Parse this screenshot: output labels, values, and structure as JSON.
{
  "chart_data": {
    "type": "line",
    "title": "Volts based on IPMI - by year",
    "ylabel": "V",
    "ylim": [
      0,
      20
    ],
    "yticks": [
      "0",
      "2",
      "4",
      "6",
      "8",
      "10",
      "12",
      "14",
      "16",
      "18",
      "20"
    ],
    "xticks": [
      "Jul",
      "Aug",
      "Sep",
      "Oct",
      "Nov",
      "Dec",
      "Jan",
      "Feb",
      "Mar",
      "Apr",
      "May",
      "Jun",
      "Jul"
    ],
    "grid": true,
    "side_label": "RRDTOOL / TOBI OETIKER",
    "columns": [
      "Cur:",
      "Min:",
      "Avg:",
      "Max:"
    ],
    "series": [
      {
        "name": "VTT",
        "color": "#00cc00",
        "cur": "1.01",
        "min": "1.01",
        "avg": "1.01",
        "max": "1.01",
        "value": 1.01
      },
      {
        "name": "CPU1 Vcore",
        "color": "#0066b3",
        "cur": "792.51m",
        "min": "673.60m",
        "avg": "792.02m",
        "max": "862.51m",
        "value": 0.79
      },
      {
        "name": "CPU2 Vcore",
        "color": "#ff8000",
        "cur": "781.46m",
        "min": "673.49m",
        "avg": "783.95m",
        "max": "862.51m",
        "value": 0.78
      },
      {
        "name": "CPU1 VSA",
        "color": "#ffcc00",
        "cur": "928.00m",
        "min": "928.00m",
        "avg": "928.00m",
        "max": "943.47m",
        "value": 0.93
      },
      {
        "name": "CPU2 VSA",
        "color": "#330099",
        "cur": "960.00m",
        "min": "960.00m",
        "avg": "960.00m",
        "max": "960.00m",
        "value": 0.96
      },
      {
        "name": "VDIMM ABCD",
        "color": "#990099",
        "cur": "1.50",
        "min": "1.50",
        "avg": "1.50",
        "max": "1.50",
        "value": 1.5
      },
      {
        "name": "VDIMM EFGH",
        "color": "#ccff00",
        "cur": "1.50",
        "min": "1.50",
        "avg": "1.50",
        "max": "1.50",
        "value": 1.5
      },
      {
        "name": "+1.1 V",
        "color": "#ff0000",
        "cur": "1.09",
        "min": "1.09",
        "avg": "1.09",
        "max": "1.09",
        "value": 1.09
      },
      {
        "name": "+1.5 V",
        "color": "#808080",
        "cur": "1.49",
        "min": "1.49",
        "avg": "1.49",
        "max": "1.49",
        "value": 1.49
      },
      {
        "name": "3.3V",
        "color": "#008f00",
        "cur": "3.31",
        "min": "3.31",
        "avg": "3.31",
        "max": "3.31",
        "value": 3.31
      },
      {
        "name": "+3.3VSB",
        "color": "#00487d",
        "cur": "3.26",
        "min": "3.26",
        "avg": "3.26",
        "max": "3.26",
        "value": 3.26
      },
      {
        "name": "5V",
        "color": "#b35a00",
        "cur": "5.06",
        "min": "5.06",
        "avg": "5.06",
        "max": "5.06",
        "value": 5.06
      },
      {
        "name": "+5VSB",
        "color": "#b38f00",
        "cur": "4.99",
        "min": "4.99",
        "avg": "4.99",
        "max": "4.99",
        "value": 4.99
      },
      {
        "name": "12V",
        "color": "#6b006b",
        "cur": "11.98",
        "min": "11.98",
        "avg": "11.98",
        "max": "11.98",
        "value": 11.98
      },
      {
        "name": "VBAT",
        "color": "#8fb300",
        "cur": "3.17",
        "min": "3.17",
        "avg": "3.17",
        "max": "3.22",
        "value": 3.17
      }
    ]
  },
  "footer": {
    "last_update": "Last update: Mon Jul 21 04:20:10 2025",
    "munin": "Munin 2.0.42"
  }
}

________________

Task prompt: Would you restate each of the entries word for word?

Expected output:
Parse this screenshot: output labels, values, and structure as JSON.
{
  "chart_data": {
    "type": "line",
    "title": "Volts based on IPMI - by year",
    "ylabel": "V",
    "ylim": [
      0,
      20
    ],
    "yticks": [
      "0",
      "2",
      "4",
      "6",
      "8",
      "10",
      "12",
      "14",
      "16",
      "18",
      "20"
    ],
    "xticks": [
      "Jul",
      "Aug",
      "Sep",
      "Oct",
      "Nov",
      "Dec",
      "Jan",
      "Feb",
      "Mar",
      "Apr",
      "May",
      "Jun",
      "Jul"
    ],
    "grid": true,
    "side_label": "RRDTOOL / TOBI OETIKER",
    "columns": [
      "Cur:",
      "Min:",
      "Avg:",
      "Max:"
    ],
    "series": [
      {
        "name": "VTT",
        "color": "#00cc00",
        "cur": "1.01",
        "min": "1.01",
        "avg": "1.01",
        "max": "1.01",
        "value": 1.01
      },
      {
        "name": "CPU1 Vcore",
        "color": "#0066b3",
        "cur": "792.51m",
        "min": "673.60m",
        "avg": "792.02m",
        "max": "862.51m",
        "value": 0.79
      },
      {
        "name": "CPU2 Vcore",
        "color": "#ff8000",
        "cur": "781.46m",
        "min": "673.49m",
        "avg": "783.95m",
        "max": "862.51m",
        "value": 0.78
      },
      {
        "name": "CPU1 VSA",
        "color": "#ffcc00",
        "cur": "928.00m",
        "min": "928.00m",
        "avg": "928.00m",
        "max": "943.47m",
        "value": 0.93
      },
      {
        "name": "CPU2 VSA",
        "color": "#330099",
        "cur": "960.00m",
        "min": "960.00m",
        "avg": "960.00m",
        "max": "960.00m",
        "value": 0.96
      },
      {
        "name": "VDIMM ABCD",
        "color": "#990099",
        "cur": "1.50",
        "min": "1.50",
        "avg": "1.50",
        "max": "1.50",
        "value": 1.5
      },
      {
        "name": "VDIMM EFGH",
        "color": "#ccff00",
        "cur": "1.50",
        "min": "1.50",
        "avg": "1.50",
        "max": "1.50",
        "value": 1.5
      },
      {
        "name": "+1.1 V",
        "color": "#ff0000",
        "cur": "1.09",
        "min": "1.09",
        "avg": "1.09",
        "max": "1.09",
        "value": 1.09
      },
      {
        "name": "+1.5 V",
        "color": "#808080",
        "cur": "1.49",
        "min": "1.49",
        "avg": "1.49",
        "max": "1.49",
        "value": 1.49
      },
      {
        "name": "3.3V",
        "color": "#008f00",
        "cur": "3.31",
        "min": "3.31",
        "avg": "3.31",
        "max": "3.31",
        "value": 3.31
      },
      {
        "name": "+3.3VSB",
        "color": "#00487d",
        "cur": "3.26",
        "min": "3.26",
        "avg": "3.26",
        "max": "3.26",
        "value": 3.26
      },
      {
        "name": "5V",
        "color": "#b35a00",
        "cur": "5.06",
        "min": "5.06",
        "avg": "5.06",
        "max": "5.06",
        "value": 5.06
      },
      {
        "name": "+5VSB",
        "color": "#b38f00",
        "cur": "4.99",
        "min": "4.99",
        "avg": "4.99",
        "max": "4.99",
        "value": 4.99
      },
      {
        "name": "12V",
        "color": "#6b006b",
        "cur": "11.98",
        "min": "11.98",
        "avg": "11.98",
        "max": "11.98",
        "value": 11.98
      },
      {
        "name": "VBAT",
        "color": "#8fb300",
        "cur": "3.17",
        "min": "3.17",
        "avg": "3.17",
        "max": "3.22",
        "value": 3.17
      }
    ]
  },
  "footer": {
    "last_update": "Last update: Mon Jul 21 04:20:10 2025",
    "munin": "Munin 2.0.42"
  }
}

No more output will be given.